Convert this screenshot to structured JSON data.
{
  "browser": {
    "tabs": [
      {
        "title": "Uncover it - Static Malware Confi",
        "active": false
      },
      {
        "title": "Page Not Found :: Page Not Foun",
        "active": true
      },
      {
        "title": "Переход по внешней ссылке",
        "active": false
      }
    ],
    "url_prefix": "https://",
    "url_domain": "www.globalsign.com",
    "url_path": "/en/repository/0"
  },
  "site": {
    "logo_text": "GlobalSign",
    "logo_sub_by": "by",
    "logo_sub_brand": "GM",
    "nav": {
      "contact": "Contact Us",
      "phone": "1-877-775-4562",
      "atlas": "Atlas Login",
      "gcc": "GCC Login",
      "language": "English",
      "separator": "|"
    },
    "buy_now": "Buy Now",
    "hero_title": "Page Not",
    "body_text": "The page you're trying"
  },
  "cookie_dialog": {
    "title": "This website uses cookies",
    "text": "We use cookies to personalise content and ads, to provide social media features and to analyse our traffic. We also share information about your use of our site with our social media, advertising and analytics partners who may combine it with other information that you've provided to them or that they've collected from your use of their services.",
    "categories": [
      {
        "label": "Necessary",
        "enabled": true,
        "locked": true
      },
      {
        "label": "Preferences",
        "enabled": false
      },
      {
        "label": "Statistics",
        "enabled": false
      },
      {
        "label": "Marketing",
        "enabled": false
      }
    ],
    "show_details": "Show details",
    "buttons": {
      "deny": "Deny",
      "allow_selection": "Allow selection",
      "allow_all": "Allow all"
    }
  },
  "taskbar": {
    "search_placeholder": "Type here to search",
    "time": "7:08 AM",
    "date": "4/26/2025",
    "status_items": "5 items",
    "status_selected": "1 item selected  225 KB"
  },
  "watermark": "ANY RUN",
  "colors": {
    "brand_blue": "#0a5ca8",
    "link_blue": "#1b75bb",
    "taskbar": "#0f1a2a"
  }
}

====================

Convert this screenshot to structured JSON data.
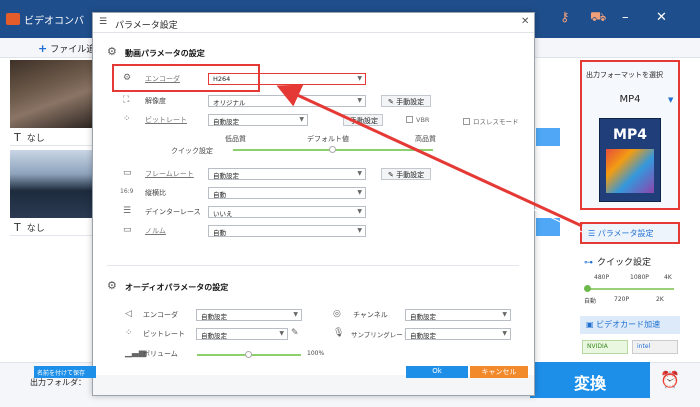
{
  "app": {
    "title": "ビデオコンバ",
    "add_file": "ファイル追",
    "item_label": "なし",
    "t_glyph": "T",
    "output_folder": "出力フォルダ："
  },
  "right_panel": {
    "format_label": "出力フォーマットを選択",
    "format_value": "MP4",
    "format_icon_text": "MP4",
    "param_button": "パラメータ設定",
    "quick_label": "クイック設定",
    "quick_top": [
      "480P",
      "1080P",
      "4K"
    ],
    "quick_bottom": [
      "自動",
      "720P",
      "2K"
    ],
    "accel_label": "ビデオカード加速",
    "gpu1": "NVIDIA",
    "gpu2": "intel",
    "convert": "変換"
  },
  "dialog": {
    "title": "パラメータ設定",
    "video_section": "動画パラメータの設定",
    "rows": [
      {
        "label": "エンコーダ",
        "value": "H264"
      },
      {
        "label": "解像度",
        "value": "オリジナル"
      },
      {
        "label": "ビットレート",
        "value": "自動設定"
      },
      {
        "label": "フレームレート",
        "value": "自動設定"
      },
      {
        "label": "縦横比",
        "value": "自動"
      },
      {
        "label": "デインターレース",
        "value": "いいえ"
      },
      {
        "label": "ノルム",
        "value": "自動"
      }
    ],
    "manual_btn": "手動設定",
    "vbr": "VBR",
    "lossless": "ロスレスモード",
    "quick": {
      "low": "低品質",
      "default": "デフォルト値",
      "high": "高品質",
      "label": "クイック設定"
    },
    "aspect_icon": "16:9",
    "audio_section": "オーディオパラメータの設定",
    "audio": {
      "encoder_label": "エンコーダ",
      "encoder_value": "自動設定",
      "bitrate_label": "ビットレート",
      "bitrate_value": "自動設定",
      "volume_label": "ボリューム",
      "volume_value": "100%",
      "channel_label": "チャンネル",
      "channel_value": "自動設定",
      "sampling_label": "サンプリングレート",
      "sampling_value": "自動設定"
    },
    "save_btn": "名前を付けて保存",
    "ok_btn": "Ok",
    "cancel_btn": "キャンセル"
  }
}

====================

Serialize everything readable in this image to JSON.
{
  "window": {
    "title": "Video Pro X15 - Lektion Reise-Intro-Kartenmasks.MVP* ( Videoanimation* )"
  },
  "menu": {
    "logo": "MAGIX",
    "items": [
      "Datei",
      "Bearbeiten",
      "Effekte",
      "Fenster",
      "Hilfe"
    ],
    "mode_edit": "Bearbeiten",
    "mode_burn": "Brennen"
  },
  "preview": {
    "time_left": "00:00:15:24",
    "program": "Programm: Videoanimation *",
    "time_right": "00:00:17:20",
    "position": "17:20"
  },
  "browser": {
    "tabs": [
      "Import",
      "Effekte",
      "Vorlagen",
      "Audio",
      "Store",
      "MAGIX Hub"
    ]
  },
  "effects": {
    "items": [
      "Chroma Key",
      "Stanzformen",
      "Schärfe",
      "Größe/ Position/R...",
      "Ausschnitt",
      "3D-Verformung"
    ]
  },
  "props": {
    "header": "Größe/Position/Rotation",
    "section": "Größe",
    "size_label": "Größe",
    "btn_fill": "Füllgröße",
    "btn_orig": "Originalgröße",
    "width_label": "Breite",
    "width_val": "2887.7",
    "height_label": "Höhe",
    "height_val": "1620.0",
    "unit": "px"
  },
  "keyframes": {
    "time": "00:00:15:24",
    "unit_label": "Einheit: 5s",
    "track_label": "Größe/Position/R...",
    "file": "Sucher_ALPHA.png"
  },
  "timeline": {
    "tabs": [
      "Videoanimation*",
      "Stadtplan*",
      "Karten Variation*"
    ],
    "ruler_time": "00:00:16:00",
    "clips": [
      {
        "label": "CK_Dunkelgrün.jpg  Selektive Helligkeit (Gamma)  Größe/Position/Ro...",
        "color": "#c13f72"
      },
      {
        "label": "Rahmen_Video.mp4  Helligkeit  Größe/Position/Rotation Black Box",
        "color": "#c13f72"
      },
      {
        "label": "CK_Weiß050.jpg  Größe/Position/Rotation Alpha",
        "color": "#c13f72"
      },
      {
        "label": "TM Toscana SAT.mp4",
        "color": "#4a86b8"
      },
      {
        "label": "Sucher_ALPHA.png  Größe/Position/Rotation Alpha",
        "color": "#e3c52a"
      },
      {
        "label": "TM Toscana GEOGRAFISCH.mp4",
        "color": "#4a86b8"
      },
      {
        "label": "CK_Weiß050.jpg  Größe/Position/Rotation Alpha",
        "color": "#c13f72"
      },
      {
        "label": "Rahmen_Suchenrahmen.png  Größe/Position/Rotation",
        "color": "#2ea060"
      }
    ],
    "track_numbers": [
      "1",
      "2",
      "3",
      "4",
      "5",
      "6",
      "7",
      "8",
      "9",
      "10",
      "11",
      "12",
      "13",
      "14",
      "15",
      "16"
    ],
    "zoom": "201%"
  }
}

====================

> Written exercise
Search the listing for the word "Allow". Copy every line in which it occurs.

> Solved problem
      "allow_selection": "Allow selection",
      "allow_all": "Allow all"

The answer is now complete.